>> START

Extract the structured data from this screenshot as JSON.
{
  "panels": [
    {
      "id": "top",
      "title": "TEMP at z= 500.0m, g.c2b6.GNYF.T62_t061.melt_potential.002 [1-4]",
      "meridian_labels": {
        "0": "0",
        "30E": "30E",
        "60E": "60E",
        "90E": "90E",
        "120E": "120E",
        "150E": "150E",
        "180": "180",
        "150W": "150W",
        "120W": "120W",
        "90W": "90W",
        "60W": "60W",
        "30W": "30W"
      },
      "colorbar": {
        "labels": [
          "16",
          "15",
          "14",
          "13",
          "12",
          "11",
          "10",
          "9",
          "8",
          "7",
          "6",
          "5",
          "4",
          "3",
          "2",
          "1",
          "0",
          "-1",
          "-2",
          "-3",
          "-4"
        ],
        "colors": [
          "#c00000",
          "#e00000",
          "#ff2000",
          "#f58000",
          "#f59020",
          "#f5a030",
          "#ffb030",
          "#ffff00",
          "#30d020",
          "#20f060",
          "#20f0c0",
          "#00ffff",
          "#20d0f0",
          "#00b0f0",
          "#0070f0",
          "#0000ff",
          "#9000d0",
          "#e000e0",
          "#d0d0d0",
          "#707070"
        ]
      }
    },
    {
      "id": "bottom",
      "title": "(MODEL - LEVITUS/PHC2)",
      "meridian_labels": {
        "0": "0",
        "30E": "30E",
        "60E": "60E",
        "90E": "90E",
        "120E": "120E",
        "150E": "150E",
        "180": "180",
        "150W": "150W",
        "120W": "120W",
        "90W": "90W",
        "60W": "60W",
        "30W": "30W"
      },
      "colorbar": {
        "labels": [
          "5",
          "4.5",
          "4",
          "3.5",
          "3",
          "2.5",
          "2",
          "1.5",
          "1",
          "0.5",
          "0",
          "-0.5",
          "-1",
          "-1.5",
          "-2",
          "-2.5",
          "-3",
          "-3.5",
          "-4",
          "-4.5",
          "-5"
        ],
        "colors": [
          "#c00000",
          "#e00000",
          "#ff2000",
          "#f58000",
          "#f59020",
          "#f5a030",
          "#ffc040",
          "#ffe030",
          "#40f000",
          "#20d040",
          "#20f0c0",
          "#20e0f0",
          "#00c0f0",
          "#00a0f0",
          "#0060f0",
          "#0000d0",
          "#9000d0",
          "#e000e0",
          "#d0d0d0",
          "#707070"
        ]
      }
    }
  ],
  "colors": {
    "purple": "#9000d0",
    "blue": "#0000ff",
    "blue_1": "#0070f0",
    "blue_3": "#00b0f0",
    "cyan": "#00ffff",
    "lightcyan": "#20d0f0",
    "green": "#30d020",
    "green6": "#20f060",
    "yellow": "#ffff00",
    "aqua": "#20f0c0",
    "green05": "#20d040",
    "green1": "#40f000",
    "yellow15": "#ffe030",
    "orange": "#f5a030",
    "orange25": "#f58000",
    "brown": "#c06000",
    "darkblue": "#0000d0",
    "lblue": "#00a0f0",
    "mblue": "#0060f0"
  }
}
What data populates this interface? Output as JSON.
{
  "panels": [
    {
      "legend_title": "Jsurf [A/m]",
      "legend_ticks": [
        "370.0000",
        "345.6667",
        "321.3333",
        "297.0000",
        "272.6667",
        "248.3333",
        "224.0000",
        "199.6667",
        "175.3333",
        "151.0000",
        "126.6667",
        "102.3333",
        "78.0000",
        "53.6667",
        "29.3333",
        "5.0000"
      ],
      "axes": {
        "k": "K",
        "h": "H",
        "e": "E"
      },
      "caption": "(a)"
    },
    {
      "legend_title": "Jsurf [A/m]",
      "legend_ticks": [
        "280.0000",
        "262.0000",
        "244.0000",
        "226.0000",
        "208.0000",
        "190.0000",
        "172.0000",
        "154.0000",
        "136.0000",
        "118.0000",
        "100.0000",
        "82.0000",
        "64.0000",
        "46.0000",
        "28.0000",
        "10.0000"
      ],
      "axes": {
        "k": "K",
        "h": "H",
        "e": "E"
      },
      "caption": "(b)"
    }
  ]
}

>> END

#### WHAT IS REQUIRED:
Produce a verbatim transcription of the entries above.

#### SOLUTION TO THIS TASK:
Extract the structured data from this screenshot as JSON.
{
  "panels": [
    {
      "id": "top",
      "title": "TEMP at z= 500.0m, g.c2b6.GNYF.T62_t061.melt_potential.002 [1-4]",
      "meridian_labels": {
        "0": "0",
        "30E": "30E",
        "60E": "60E",
        "90E": "90E",
        "120E": "120E",
        "150E": "150E",
        "180": "180",
        "150W": "150W",
        "120W": "120W",
        "90W": "90W",
        "60W": "60W",
        "30W": "30W"
      },
      "colorbar": {
        "labels": [
          "16",
          "15",
          "14",
          "13",
          "12",
          "11",
          "10",
          "9",
          "8",
          "7",
          "6",
          "5",
          "4",
          "3",
          "2",
          "1",
          "0",
          "-1",
          "-2",
          "-3",
          "-4"
        ],
        "colors": [
          "#c00000",
          "#e00000",
          "#ff2000",
          "#f58000",
          "#f59020",
          "#f5a030",
          "#ffb030",
          "#ffff00",
          "#30d020",
          "#20f060",
          "#20f0c0",
          "#00ffff",
          "#20d0f0",
          "#00b0f0",
          "#0070f0",
          "#0000ff",
          "#9000d0",
          "#e000e0",
          "#d0d0d0",
          "#707070"
        ]
      }
    },
    {
      "id": "bottom",
      "title": "(MODEL - LEVITUS/PHC2)",
      "meridian_labels": {
        "0": "0",
        "30E": "30E",
        "60E": "60E",
        "90E": "90E",
        "120E": "120E",
        "150E": "150E",
        "180": "180",
        "150W": "150W",
        "120W": "120W",
        "90W": "90W",
        "60W": "60W",
        "30W": "30W"
      },
      "colorbar": {
        "labels": [
          "5",
          "4.5",
          "4",
          "3.5",
          "3",
          "2.5",
          "2",
          "1.5",
          "1",
          "0.5",
          "0",
          "-0.5",
          "-1",
          "-1.5",
          "-2",
          "-2.5",
          "-3",
          "-3.5",
          "-4",
          "-4.5",
          "-5"
        ],
        "colors": [
          "#c00000",
          "#e00000",
          "#ff2000",
          "#f58000",
          "#f59020",
          "#f5a030",
          "#ffc040",
          "#ffe030",
          "#40f000",
          "#20d040",
          "#20f0c0",
          "#20e0f0",
          "#00c0f0",
          "#00a0f0",
          "#0060f0",
          "#0000d0",
          "#9000d0",
          "#e000e0",
          "#d0d0d0",
          "#707070"
        ]
      }
    }
  ],
  "colors": {
    "purple": "#9000d0",
    "blue": "#0000ff",
    "blue_1": "#0070f0",
    "blue_3": "#00b0f0",
    "cyan": "#00ffff",
    "lightcyan": "#20d0f0",
    "green": "#30d020",
    "green6": "#20f060",
    "yellow": "#ffff00",
    "aqua": "#20f0c0",
    "green05": "#20d040",
    "green1": "#40f000",
    "yellow15": "#ffe030",
    "orange": "#f5a030",
    "orange25": "#f58000",
    "brown": "#c06000",
    "darkblue": "#0000d0",
    "lblue": "#00a0f0",
    "mblue": "#0060f0"
  }
}
What data populates this interface? Output as JSON.
{
  "panels": [
    {
      "legend_title": "Jsurf [A/m]",
      "legend_ticks": [
        "370.0000",
        "345.6667",
        "321.3333",
        "297.0000",
        "272.6667",
        "248.3333",
        "224.0000",
        "199.6667",
        "175.3333",
        "151.0000",
        "126.6667",
        "102.3333",
        "78.0000",
        "53.6667",
        "29.3333",
        "5.0000"
      ],
      "axes": {
        "k": "K",
        "h": "H",
        "e": "E"
      },
      "caption": "(a)"
    },
    {
      "legend_title": "Jsurf [A/m]",
      "legend_ticks": [
        "280.0000",
        "262.0000",
        "244.0000",
        "226.0000",
        "208.0000",
        "190.0000",
        "172.0000",
        "154.0000",
        "136.0000",
        "118.0000",
        "100.0000",
        "82.0000",
        "64.0000",
        "46.0000",
        "28.0000",
        "10.0000"
      ],
      "axes": {
        "k": "K",
        "h": "H",
        "e": "E"
      },
      "caption": "(b)"
    }
  ]
}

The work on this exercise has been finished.